▶ _Exercise prompt_
Find every line with the word "Bareli". Copy those lines.

▶ _Data extract_
* * * * * * * * *

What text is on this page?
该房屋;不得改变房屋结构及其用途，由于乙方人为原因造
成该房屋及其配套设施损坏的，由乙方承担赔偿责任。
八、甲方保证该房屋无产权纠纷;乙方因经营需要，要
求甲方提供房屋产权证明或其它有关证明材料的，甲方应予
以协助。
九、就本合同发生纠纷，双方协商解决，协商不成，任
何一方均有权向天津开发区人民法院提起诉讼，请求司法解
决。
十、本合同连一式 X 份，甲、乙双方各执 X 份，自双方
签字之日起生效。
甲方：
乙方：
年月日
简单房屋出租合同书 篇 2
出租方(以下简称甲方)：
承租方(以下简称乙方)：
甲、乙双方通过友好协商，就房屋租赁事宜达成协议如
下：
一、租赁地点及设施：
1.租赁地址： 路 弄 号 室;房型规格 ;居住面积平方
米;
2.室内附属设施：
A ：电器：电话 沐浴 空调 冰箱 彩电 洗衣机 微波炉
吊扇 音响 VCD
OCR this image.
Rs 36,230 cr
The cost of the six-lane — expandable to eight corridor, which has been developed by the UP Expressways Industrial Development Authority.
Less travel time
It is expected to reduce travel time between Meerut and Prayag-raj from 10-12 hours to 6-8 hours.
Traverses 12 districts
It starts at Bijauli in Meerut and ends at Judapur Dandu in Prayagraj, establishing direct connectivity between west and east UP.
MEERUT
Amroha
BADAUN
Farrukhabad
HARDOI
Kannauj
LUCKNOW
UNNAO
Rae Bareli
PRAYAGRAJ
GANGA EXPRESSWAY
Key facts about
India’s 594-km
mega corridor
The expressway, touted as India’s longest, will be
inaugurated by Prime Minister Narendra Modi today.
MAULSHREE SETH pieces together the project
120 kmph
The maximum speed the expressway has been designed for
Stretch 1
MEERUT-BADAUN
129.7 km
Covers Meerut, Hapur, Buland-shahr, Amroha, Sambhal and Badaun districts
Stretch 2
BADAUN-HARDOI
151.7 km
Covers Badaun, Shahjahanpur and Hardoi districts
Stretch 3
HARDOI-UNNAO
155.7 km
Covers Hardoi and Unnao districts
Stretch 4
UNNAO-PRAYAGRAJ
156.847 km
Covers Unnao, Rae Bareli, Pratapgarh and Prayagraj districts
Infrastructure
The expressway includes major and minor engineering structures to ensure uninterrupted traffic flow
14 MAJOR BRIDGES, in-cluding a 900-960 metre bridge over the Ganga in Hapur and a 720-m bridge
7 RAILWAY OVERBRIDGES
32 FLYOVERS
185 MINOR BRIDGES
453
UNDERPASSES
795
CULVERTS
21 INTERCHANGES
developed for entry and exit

* * * * * * * * *

▶ _Answer to this exercise_
Rae Bareli
Covers Unnao, Rae Bareli, Pratapgarh and Prayagraj districts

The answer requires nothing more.